## The request
Among the lines below, count those with "text". Give only the number.

## Supplied material
○ ○ ○ ○
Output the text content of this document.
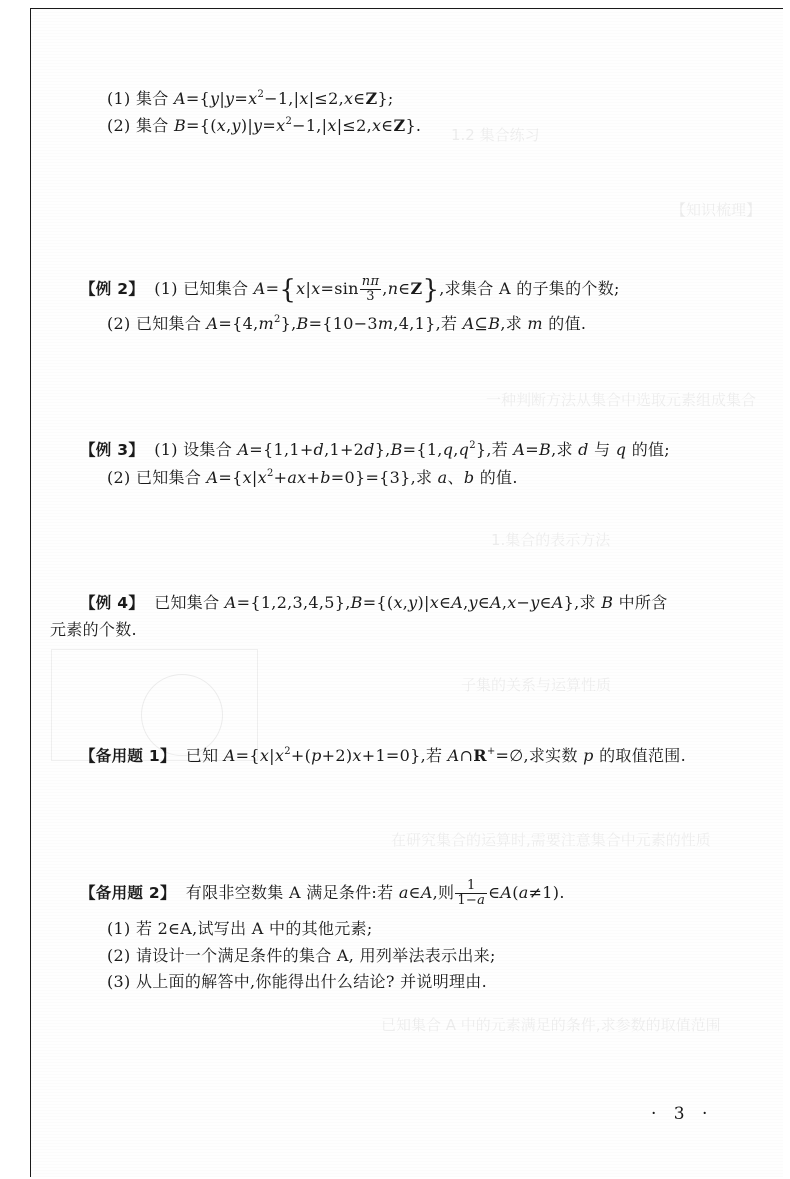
1.2 集合练习
【知识梳理】
一种判断方法从集合中选取元素组成集合
1.集合的表示方法
子集的关系与运算性质
在研究集合的运算时,需要注意集合中元素的性质
已知集合 A 中的元素满足的条件,求参数的取值范围
(1) 集合 $A=\{y|y=x^2-1,|x|\le 2,x\in Z\}$;
(2) 集合 $B=\{(x,y)|y=x^2-1,|x|\le 2,x\in Z\}$.
【例 2】 (1) 已知集合 $A=\{x|x=\sin \frac{n\pi}{3}$ ,n∈Z},求集合 A 的子集的个数;
(2) 已知集合 $A=\{4,m^2\},B=\{10-3m,4,1\}$,若 A⊆B,求 m 的值.
【例 3】 (1) 设集合 $A=\{1,1+d,1+2d\},B=\{1,q,q^2\}$,若 A=B,求 d 与 q 的值;
(2) 已知集合 $A=\{x|x^2+ax+b=0\}=\{3\}$,求 a、b 的值.
【例 4】 已知集合 A={1,2,3,4,5},B={(x,y)|x∈A,y∈A,x−y∈A},求 B 中所含
元素的个数.
【备用题 1】 已知 $A=\{x|x^2+(p+2)x+1=0\}$,若 A∩R+=∅,求实数 p 的取值范围.
【备用题 2】 有限非空数集 A 满足条件:若 a∈A,则 $\frac{1}{1-a}$ ∈A(a≠1).
(1) 若 2∈A,试写出 A 中的其他元素;
(2) 请设计一个满足条件的集合 A, 用列举法表示出来;
(3) 从上面的解答中,你能得出什么结论? 并说明理由.
· 3 ·
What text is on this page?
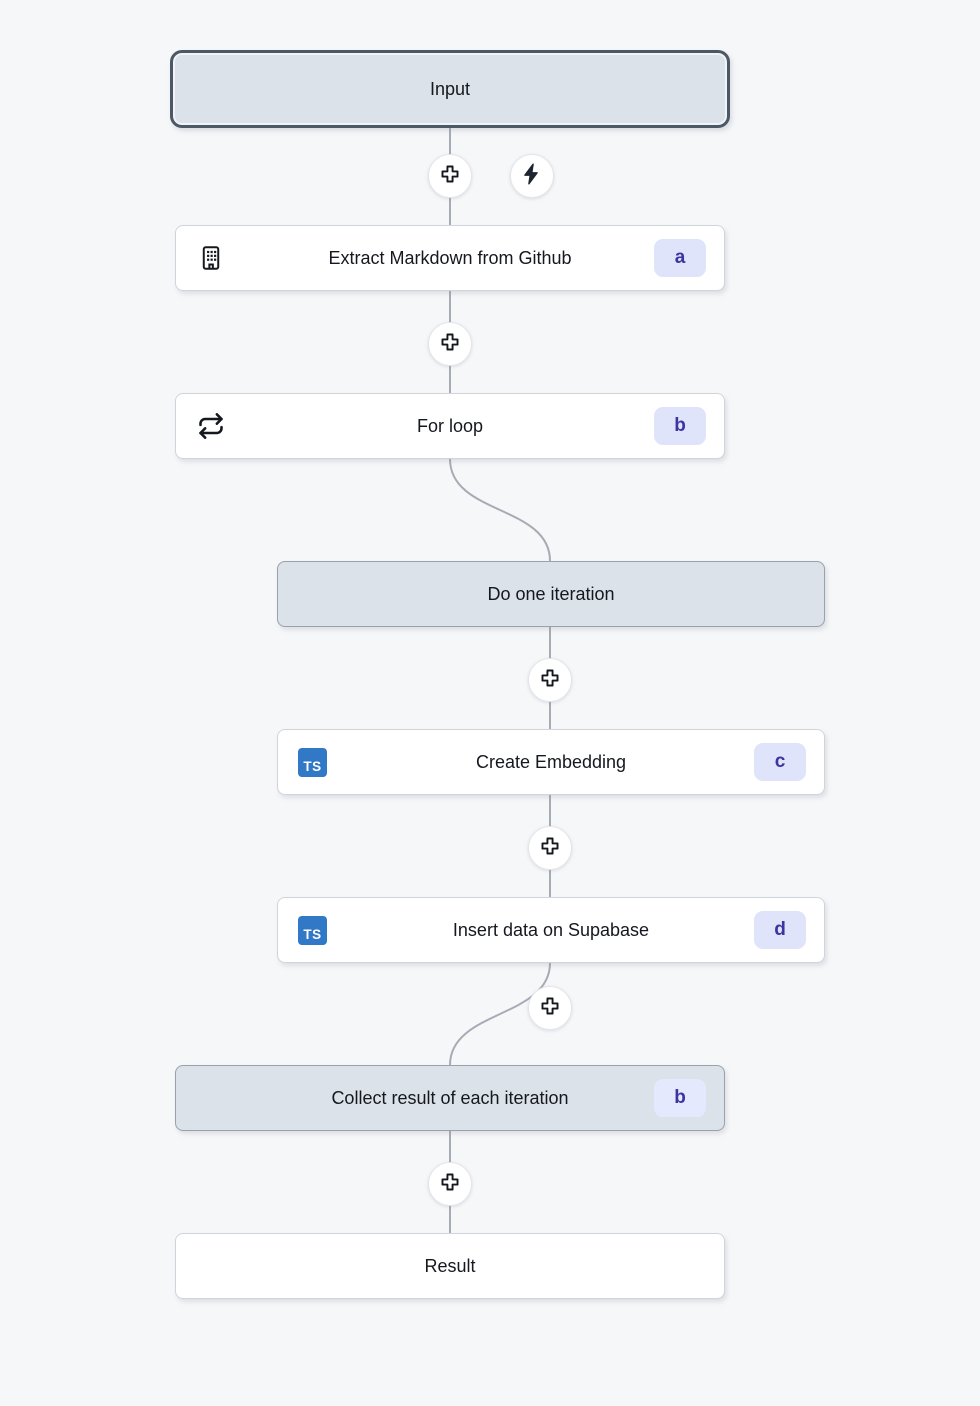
Input
Extract Markdown from Github	a
For loop	b
Do one iteration
TS	Create Embedding	c
TS	Insert data on Supabase	d
Collect result of each iteration	b
Result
○ ○ ○ ○
## The response
2